* _Data rows_
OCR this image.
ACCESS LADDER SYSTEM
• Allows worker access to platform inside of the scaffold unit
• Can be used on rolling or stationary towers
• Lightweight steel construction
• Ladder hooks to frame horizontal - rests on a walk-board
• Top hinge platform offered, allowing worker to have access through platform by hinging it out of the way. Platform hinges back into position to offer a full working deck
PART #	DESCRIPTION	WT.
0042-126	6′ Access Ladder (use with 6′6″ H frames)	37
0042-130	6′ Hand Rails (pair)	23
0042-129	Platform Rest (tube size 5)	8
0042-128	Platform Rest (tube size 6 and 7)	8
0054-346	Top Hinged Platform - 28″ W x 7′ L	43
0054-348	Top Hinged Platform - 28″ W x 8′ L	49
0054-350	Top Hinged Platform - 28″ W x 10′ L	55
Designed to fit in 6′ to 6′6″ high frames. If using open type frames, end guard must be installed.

* _Written exercise_
Your task is to output the full set of records exactly as presented.

* _Response to this task_
OCR this image.
ACCESS LADDER SYSTEM
• Allows worker access to platform inside of the scaffold unit
• Can be used on rolling or stationary towers
• Lightweight steel construction
• Ladder hooks to frame horizontal - rests on a walk-board
• Top hinge platform offered, allowing worker to have access through platform by hinging it out of the way. Platform hinges back into position to offer a full working deck
PART #	DESCRIPTION	WT.
0042-126	6′ Access Ladder (use with 6′6″ H frames)	37
0042-130	6′ Hand Rails (pair)	23
0042-129	Platform Rest (tube size 5)	8
0042-128	Platform Rest (tube size 6 and 7)	8
0054-346	Top Hinged Platform - 28″ W x 7′ L	43
0054-348	Top Hinged Platform - 28″ W x 8′ L	49
0054-350	Top Hinged Platform - 28″ W x 10′ L	55
Designed to fit in 6′ to 6′6″ high frames. If using open type frames, end guard must be installed.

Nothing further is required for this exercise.